Stored items from a collection:
—————

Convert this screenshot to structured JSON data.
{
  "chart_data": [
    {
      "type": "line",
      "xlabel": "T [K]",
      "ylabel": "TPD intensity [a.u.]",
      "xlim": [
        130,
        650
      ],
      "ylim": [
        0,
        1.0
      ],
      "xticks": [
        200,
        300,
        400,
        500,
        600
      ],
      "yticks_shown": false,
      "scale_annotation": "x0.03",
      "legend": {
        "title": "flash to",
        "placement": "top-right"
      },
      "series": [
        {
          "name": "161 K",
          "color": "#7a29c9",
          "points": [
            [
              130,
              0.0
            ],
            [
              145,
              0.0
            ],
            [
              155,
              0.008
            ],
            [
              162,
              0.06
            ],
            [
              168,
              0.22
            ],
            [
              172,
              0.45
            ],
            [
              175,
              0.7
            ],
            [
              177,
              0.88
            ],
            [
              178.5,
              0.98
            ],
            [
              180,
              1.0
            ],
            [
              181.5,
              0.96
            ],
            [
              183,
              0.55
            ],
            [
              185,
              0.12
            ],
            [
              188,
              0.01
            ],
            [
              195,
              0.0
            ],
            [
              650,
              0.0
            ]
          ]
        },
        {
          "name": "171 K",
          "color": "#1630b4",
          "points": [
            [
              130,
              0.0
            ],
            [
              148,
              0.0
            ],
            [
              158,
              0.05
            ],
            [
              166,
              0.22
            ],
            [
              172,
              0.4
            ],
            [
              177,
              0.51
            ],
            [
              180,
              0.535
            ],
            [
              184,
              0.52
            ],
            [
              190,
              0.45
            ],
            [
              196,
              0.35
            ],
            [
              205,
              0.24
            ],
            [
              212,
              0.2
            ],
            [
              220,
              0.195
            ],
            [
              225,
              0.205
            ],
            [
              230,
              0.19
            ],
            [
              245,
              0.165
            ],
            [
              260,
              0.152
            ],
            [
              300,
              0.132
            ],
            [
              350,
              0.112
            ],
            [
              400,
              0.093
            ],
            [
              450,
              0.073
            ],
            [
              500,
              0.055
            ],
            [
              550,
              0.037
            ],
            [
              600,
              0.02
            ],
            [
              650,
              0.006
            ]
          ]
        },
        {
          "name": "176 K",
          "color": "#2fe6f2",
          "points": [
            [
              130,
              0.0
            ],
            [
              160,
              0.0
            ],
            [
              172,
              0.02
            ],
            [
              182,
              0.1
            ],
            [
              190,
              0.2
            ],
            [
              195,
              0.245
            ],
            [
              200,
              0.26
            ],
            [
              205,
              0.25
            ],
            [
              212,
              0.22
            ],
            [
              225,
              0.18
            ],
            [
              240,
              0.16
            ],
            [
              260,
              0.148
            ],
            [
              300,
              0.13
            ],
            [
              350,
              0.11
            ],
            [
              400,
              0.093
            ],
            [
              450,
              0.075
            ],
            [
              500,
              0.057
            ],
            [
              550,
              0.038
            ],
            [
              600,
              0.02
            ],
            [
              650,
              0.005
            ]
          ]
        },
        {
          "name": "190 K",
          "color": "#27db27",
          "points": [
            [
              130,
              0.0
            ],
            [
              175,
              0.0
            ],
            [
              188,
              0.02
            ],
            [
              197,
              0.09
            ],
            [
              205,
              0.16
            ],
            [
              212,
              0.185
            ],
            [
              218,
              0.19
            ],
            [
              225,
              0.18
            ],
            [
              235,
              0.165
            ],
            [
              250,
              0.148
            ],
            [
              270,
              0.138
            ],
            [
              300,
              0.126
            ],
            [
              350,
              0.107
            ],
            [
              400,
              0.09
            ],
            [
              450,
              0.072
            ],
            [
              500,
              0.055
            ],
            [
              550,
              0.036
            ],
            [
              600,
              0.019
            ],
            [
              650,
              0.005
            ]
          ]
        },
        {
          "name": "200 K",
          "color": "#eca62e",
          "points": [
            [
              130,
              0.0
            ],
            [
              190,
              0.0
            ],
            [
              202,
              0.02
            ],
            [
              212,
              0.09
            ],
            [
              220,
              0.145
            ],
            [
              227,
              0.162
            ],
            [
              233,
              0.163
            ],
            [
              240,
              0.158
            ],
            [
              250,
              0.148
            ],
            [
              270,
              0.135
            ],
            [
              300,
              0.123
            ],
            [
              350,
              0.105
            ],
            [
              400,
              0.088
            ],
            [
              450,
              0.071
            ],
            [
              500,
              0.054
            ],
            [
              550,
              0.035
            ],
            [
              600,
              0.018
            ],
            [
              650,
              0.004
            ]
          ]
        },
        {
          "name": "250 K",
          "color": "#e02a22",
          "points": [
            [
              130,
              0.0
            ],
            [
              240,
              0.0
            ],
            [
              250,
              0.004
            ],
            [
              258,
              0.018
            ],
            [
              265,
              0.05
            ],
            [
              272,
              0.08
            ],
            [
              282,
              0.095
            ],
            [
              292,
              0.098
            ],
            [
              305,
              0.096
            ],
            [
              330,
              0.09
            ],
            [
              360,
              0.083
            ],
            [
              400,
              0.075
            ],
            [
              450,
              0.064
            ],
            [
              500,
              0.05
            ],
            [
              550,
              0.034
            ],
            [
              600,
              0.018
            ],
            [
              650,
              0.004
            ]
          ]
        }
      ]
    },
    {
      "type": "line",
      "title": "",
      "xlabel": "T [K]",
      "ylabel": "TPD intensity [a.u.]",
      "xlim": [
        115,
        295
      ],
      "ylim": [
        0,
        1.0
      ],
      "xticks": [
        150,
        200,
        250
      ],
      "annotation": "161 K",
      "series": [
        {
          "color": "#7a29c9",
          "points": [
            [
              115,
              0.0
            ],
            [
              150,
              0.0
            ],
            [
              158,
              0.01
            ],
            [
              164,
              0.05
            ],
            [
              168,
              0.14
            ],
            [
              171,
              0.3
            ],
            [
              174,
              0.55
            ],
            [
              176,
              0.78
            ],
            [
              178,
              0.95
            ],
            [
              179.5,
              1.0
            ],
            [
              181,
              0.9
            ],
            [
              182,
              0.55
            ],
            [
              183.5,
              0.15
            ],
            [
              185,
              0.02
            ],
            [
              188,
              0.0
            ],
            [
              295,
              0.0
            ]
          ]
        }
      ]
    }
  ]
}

—————

## REQUIREMENTS
Each line of the material above must be retyped precisely.

## SOLUTION FOR THIS PROBLEM
Convert this screenshot to structured JSON data.
{
  "chart_data": [
    {
      "type": "line",
      "xlabel": "T [K]",
      "ylabel": "TPD intensity [a.u.]",
      "xlim": [
        130,
        650
      ],
      "ylim": [
        0,
        1.0
      ],
      "xticks": [
        200,
        300,
        400,
        500,
        600
      ],
      "yticks_shown": false,
      "scale_annotation": "x0.03",
      "legend": {
        "title": "flash to",
        "placement": "top-right"
      },
      "series": [
        {
          "name": "161 K",
          "color": "#7a29c9",
          "points": [
            [
              130,
              0.0
            ],
            [
              145,
              0.0
            ],
            [
              155,
              0.008
            ],
            [
              162,
              0.06
            ],
            [
              168,
              0.22
            ],
            [
              172,
              0.45
            ],
            [
              175,
              0.7
            ],
            [
              177,
              0.88
            ],
            [
              178.5,
              0.98
            ],
            [
              180,
              1.0
            ],
            [
              181.5,
              0.96
            ],
            [
              183,
              0.55
            ],
            [
              185,
              0.12
            ],
            [
              188,
              0.01
            ],
            [
              195,
              0.0
            ],
            [
              650,
              0.0
            ]
          ]
        },
        {
          "name": "171 K",
          "color": "#1630b4",
          "points": [
            [
              130,
              0.0
            ],
            [
              148,
              0.0
            ],
            [
              158,
              0.05
            ],
            [
              166,
              0.22
            ],
            [
              172,
              0.4
            ],
            [
              177,
              0.51
            ],
            [
              180,
              0.535
            ],
            [
              184,
              0.52
            ],
            [
              190,
              0.45
            ],
            [
              196,
              0.35
            ],
            [
              205,
              0.24
            ],
            [
              212,
              0.2
            ],
            [
              220,
              0.195
            ],
            [
              225,
              0.205
            ],
            [
              230,
              0.19
            ],
            [
              245,
              0.165
            ],
            [
              260,
              0.152
            ],
            [
              300,
              0.132
            ],
            [
              350,
              0.112
            ],
            [
              400,
              0.093
            ],
            [
              450,
              0.073
            ],
            [
              500,
              0.055
            ],
            [
              550,
              0.037
            ],
            [
              600,
              0.02
            ],
            [
              650,
              0.006
            ]
          ]
        },
        {
          "name": "176 K",
          "color": "#2fe6f2",
          "points": [
            [
              130,
              0.0
            ],
            [
              160,
              0.0
            ],
            [
              172,
              0.02
            ],
            [
              182,
              0.1
            ],
            [
              190,
              0.2
            ],
            [
              195,
              0.245
            ],
            [
              200,
              0.26
            ],
            [
              205,
              0.25
            ],
            [
              212,
              0.22
            ],
            [
              225,
              0.18
            ],
            [
              240,
              0.16
            ],
            [
              260,
              0.148
            ],
            [
              300,
              0.13
            ],
            [
              350,
              0.11
            ],
            [
              400,
              0.093
            ],
            [
              450,
              0.075
            ],
            [
              500,
              0.057
            ],
            [
              550,
              0.038
            ],
            [
              600,
              0.02
            ],
            [
              650,
              0.005
            ]
          ]
        },
        {
          "name": "190 K",
          "color": "#27db27",
          "points": [
            [
              130,
              0.0
            ],
            [
              175,
              0.0
            ],
            [
              188,
              0.02
            ],
            [
              197,
              0.09
            ],
            [
              205,
              0.16
            ],
            [
              212,
              0.185
            ],
            [
              218,
              0.19
            ],
            [
              225,
              0.18
            ],
            [
              235,
              0.165
            ],
            [
              250,
              0.148
            ],
            [
              270,
              0.138
            ],
            [
              300,
              0.126
            ],
            [
              350,
              0.107
            ],
            [
              400,
              0.09
            ],
            [
              450,
              0.072
            ],
            [
              500,
              0.055
            ],
            [
              550,
              0.036
            ],
            [
              600,
              0.019
            ],
            [
              650,
              0.005
            ]
          ]
        },
        {
          "name": "200 K",
          "color": "#eca62e",
          "points": [
            [
              130,
              0.0
            ],
            [
              190,
              0.0
            ],
            [
              202,
              0.02
            ],
            [
              212,
              0.09
            ],
            [
              220,
              0.145
            ],
            [
              227,
              0.162
            ],
            [
              233,
              0.163
            ],
            [
              240,
              0.158
            ],
            [
              250,
              0.148
            ],
            [
              270,
              0.135
            ],
            [
              300,
              0.123
            ],
            [
              350,
              0.105
            ],
            [
              400,
              0.088
            ],
            [
              450,
              0.071
            ],
            [
              500,
              0.054
            ],
            [
              550,
              0.035
            ],
            [
              600,
              0.018
            ],
            [
              650,
              0.004
            ]
          ]
        },
        {
          "name": "250 K",
          "color": "#e02a22",
          "points": [
            [
              130,
              0.0
            ],
            [
              240,
              0.0
            ],
            [
              250,
              0.004
            ],
            [
              258,
              0.018
            ],
            [
              265,
              0.05
            ],
            [
              272,
              0.08
            ],
            [
              282,
              0.095
            ],
            [
              292,
              0.098
            ],
            [
              305,
              0.096
            ],
            [
              330,
              0.09
            ],
            [
              360,
              0.083
            ],
            [
              400,
              0.075
            ],
            [
              450,
              0.064
            ],
            [
              500,
              0.05
            ],
            [
              550,
              0.034
            ],
            [
              600,
              0.018
            ],
            [
              650,
              0.004
            ]
          ]
        }
      ]
    },
    {
      "type": "line",
      "title": "",
      "xlabel": "T [K]",
      "ylabel": "TPD intensity [a.u.]",
      "xlim": [
        115,
        295
      ],
      "ylim": [
        0,
        1.0
      ],
      "xticks": [
        150,
        200,
        250
      ],
      "annotation": "161 K",
      "series": [
        {
          "color": "#7a29c9",
          "points": [
            [
              115,
              0.0
            ],
            [
              150,
              0.0
            ],
            [
              158,
              0.01
            ],
            [
              164,
              0.05
            ],
            [
              168,
              0.14
            ],
            [
              171,
              0.3
            ],
            [
              174,
              0.55
            ],
            [
              176,
              0.78
            ],
            [
              178,
              0.95
            ],
            [
              179.5,
              1.0
            ],
            [
              181,
              0.9
            ],
            [
              182,
              0.55
            ],
            [
              183.5,
              0.15
            ],
            [
              185,
              0.02
            ],
            [
              188,
              0.0
            ],
            [
              295,
              0.0
            ]
          ]
        }
      ]
    }
  ]
}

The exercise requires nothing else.